Within just 44 days, the outgoing Prime Minister came close to achieving what left-wing radicals spend their lives dreaming of — the destruction of the Conservative Party

By Tristan Cross

Liz Truss resigning as Prime Minister outside 10 Downing Street on 20 October, 2022
Liz Truss resigning as Prime Minister outside 10 Downing Street (Picture: Alamy)

In uncertain times, we cling to the comforting familiarity of routine. Each week, friends and families all around Britain will huddle around their television sets — takeaways secured, fridges well-stocked, beers appropriately frosty — in giddy anticipation of the latest spontaneous announcement from Downing Street, for a Tory is certain to appear outside and resign in abject disgrace. And as the remorseless click-click of camera shutters begins to swell cacophonously all around them, they sense the eyes of the baying general public behind the lenses, hungrily licking their lips, drinking it all in. And the sheer weight of it all – the political failure, the personal humiliation, the permanently soiled reputation — becomes too much to bear. And they begin to sob. Softly at first, and then uncontrollably. And the nation erupts into bales of collective, cathartic laughter. 

Though these resignations never seem to much change the essential facts of our miserable little lives, the brief respite they offer from them is incalculable. This week, Liz Truss left us in want. 

As she concluded her electrifying tenure as the shortest-serving UK Prime Minister in British history, an unmistakable smile began to tease itself across her lips. Hers is a political failure that shatters records on multiple fronts, that defies the lowest of expectations — and yet she seemed to be revelling in it. Why? Cynics identified the £115,000 annual allowance she’s now entitled to receive from the taxpayer for the rest of her life as a result of 44 days of repeatedly fumbling the bag. They’re wrong. Liz Truss was sporting the smug, giddy beam of a job well done. 

At face value, Liz Truss’s record in office offers little to smile about. But when viewed from just the right angle, it reveals the most successful politician of the modern era.

Contemporary British politics is filled with a generation of figures who have disobeyed or outright rejected the leanings of their leftist parents (the brothers Miliband, Hillary Benn, Lisa Nandy, Dan Hodges, Michael Gove), and theoretically, Liz Truss, should fit right into their lineage. Her father is said to be “appalled” and “distraught” that his daughter — who he would take on CND marches as a child, who would go on to lead Oxford’s Liberal Democrat society and who would espouse anti-monarchist sentiment at their conferences — performed a political volte-face after university, modelling herself on Margaret Thatcher, whom she had spent so much of her youth attending rallies against. 

“Liz Truss may have sloughed off the centrism of her Lib Dem student era, sure, but what if that was because she had only become more radicalised?”

But (and take a leap of faith into the murky waters of revisionist history with me, here) what if she didn’t? She may have sloughed off the centrism of her Lib Dem student era, sure, but what if that was because she had only become more radicalised?

Consider this: Queen Elizabeth II lasted 96 years on this Earth, making her the longest-reigning British monarch ever. When her husband Philip died last year, many expected the ensuing broken heart of her widowing to claim her, as it so often does when one half of an elderly marriage passes. But she stoically ploughed on for over a year after, right up until the very moment she met Liz Truss.

**Requirements**
(1) According to the article on Liz Truss, what annual allowance is she now entitled to receive from the taxpayer for the rest of her life?
(2) Reproduce the passage of the article on Liz Truss between "As she concluded" and "the modern era.", inclusive.
(3) In the article on Liz Truss, which figures are given as examples of those who disobeyed or rejected the leanings of their leftist parents?
Nothing in the records is required for this work.

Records

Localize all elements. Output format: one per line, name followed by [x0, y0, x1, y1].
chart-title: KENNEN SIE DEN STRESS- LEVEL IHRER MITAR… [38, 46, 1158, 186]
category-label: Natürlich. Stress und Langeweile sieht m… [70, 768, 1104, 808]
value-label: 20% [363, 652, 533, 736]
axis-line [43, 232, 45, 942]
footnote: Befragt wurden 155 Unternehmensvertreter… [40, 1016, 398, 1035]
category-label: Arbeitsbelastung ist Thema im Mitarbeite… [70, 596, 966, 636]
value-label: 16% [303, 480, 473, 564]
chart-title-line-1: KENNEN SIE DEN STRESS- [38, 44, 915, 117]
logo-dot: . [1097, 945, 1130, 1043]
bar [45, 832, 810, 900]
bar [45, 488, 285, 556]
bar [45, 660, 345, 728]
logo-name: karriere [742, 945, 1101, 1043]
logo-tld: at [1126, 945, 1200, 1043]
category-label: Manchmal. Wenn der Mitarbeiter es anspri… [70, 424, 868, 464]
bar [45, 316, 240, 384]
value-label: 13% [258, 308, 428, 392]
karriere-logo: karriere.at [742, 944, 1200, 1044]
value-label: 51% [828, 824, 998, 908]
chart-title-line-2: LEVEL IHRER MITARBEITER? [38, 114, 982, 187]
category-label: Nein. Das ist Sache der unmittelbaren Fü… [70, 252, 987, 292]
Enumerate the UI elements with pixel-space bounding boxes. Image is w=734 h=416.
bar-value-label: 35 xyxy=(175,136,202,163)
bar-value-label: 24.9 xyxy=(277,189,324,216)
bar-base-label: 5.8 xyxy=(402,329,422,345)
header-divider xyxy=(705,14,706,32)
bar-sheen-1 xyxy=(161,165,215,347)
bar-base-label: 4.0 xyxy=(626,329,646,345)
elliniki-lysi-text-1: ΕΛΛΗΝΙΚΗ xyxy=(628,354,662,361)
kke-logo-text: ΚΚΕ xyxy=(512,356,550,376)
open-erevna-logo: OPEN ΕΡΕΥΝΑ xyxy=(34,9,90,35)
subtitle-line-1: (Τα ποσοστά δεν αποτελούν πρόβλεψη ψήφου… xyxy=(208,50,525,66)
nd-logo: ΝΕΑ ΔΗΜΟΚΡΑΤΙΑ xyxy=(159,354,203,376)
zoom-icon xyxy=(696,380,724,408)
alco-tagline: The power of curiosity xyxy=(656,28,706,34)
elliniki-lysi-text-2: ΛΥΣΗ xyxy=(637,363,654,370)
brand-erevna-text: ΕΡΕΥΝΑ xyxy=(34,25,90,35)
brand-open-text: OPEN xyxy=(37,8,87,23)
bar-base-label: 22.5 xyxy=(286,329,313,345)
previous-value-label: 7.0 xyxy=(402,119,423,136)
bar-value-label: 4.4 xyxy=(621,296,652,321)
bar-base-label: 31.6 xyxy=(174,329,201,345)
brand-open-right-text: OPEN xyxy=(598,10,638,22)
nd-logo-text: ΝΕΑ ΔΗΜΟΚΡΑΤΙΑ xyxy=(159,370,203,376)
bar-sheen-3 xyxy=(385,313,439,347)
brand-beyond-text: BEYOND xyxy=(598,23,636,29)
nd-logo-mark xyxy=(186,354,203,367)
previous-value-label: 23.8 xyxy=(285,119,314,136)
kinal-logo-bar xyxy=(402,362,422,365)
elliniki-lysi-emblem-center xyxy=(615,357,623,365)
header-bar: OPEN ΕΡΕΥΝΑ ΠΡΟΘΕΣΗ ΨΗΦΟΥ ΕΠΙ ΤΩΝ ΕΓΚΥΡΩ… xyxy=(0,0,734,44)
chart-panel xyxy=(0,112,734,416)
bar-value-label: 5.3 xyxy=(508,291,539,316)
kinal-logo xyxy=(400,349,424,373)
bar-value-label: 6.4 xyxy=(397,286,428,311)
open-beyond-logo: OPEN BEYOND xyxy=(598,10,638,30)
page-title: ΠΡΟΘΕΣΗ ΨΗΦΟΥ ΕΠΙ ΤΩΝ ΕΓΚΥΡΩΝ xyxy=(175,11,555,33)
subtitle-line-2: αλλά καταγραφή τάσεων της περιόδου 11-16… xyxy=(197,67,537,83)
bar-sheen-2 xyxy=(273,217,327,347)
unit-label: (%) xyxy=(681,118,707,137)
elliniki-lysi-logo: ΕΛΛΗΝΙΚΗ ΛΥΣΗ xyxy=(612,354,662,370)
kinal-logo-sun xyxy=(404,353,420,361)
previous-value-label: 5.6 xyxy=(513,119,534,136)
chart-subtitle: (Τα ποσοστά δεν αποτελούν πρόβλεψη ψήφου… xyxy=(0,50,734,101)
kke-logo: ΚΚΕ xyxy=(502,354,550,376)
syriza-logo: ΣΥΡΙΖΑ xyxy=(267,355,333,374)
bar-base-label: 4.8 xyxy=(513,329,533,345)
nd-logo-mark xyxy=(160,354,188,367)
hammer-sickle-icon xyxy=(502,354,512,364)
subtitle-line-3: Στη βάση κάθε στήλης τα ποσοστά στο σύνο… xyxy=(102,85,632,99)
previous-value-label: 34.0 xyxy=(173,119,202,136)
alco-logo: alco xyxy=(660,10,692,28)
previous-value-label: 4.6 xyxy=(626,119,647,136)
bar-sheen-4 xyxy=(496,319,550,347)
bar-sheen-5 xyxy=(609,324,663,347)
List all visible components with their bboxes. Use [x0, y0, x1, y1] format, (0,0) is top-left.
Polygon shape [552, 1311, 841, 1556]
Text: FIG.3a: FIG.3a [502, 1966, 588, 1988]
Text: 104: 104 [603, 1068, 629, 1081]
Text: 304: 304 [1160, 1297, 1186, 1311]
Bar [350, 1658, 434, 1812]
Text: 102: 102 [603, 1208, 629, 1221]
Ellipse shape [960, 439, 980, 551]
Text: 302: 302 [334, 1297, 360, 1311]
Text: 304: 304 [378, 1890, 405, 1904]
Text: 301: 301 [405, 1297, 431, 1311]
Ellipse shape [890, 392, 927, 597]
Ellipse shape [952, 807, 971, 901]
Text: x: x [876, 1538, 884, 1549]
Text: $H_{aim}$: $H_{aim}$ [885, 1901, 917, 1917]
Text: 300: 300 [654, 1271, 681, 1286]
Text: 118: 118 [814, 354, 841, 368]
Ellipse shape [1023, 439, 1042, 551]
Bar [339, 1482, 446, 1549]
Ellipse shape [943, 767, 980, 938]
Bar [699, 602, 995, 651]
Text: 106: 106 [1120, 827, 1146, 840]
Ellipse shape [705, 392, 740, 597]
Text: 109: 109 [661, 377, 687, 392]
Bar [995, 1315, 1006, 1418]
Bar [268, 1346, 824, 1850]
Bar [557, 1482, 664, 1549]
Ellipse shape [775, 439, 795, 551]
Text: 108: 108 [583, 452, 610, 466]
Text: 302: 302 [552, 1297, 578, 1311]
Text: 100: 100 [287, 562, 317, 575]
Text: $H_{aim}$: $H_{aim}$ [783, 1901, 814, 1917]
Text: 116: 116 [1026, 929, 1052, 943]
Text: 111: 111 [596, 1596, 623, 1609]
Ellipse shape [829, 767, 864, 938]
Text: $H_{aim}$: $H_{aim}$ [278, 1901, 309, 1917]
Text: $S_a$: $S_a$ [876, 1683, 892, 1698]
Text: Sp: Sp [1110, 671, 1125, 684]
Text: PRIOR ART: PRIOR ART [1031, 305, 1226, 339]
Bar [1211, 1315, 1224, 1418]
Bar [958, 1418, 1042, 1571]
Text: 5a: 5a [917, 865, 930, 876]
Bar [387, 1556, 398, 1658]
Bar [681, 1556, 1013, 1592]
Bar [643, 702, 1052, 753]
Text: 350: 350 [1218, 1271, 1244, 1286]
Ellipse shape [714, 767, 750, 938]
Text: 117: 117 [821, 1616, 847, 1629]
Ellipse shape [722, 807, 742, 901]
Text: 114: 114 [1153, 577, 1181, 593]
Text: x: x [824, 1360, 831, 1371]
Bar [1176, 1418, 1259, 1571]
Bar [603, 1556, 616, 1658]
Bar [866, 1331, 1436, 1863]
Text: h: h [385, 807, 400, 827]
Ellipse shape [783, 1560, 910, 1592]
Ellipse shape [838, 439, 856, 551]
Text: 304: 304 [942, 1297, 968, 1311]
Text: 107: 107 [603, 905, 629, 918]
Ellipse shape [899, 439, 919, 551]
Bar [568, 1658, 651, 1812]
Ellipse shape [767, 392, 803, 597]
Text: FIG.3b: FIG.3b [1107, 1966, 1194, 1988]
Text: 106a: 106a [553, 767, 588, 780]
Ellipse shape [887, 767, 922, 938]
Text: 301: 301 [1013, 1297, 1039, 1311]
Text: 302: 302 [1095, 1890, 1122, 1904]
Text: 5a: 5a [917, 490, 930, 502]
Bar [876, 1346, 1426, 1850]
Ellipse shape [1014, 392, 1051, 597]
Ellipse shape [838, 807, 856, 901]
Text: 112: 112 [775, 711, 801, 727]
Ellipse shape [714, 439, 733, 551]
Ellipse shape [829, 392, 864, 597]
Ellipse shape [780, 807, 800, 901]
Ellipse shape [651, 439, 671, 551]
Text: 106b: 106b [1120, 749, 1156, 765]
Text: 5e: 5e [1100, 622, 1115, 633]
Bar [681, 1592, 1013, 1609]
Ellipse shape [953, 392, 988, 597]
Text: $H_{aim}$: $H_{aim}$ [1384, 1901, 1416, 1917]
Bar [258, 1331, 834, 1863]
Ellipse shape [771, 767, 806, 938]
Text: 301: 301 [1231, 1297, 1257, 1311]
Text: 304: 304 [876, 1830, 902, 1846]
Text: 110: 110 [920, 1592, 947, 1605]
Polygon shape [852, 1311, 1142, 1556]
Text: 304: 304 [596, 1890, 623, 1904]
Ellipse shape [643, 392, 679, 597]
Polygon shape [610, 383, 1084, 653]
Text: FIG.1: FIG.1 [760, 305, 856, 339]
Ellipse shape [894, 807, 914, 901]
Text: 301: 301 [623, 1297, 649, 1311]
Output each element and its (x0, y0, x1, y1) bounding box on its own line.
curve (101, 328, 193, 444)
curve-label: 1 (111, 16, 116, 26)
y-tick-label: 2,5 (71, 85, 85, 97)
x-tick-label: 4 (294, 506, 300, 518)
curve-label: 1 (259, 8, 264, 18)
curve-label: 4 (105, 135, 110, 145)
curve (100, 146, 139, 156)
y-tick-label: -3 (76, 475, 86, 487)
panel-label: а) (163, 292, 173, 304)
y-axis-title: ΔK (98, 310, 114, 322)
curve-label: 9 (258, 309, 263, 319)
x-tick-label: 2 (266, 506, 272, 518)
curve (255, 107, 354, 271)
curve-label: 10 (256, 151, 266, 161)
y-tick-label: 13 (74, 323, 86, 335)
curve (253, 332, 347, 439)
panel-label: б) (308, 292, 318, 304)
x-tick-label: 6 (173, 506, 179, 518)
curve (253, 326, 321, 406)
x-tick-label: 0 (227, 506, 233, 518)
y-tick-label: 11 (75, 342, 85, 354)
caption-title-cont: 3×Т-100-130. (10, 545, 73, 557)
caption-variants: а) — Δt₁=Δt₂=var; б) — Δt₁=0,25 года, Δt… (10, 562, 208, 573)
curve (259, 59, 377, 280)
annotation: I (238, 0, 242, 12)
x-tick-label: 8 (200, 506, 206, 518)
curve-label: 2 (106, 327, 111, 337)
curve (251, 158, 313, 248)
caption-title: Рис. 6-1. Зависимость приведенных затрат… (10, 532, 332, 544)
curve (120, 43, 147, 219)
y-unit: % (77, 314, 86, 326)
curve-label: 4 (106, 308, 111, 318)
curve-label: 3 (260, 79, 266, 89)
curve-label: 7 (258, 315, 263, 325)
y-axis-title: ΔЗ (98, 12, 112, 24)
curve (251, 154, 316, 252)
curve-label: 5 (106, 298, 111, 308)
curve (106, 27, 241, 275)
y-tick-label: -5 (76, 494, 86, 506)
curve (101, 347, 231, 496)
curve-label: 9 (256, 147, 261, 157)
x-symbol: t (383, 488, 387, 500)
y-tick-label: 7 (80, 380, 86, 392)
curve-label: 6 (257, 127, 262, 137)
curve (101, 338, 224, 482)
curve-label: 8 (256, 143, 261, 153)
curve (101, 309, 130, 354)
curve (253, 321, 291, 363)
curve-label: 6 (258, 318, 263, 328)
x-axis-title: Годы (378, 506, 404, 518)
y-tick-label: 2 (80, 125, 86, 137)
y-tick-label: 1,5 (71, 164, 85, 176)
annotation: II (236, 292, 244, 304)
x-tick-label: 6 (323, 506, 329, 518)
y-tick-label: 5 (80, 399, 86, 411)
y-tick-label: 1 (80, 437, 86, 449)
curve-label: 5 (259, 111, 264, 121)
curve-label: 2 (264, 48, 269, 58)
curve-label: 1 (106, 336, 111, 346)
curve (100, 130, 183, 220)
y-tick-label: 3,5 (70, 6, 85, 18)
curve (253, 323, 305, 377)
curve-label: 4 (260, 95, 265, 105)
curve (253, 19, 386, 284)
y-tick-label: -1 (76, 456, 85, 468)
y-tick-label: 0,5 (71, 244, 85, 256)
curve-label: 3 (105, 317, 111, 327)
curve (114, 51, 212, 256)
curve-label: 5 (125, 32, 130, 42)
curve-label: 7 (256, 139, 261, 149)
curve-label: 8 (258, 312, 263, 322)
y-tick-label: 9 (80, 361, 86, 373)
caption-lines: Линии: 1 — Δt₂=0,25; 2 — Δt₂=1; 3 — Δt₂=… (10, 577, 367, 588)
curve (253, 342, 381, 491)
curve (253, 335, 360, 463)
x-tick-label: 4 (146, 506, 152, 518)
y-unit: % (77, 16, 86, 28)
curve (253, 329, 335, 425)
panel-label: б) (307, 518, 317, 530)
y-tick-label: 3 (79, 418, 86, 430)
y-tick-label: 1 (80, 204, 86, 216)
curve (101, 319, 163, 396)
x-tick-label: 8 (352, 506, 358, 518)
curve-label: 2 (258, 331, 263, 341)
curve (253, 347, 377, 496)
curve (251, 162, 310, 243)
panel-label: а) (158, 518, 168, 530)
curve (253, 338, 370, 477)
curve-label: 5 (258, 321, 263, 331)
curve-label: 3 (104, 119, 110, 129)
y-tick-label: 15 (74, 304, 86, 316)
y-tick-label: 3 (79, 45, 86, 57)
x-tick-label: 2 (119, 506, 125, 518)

**Results in order**
(1) £115,000

(2)
As she concluded her electrifying tenure as the shortest-serving UK Prime Minister in British history, an unmistakable smile began to tease itself across her lips. Hers is a political failure that shatters records on multiple fronts, that defies the lowest of expectations — and yet she seemed to be revelling in it. Why? Cynics identified the £115,000 annual allowance she’s now entitled to receive from the taxpayer for the rest of her life as a result of 44 days of repeatedly fumbling the bag. They’re wrong. Liz Truss was sporting the smug, giddy beam of a job well done. 

At face value, Liz Truss’s record in office offers little to smile about. But when viewed from just the right angle, it reveals the most successful politician of the modern era.

(3) the brothers Miliband, Hillary Benn, Lisa Nandy, Dan Hodges, Michael Gove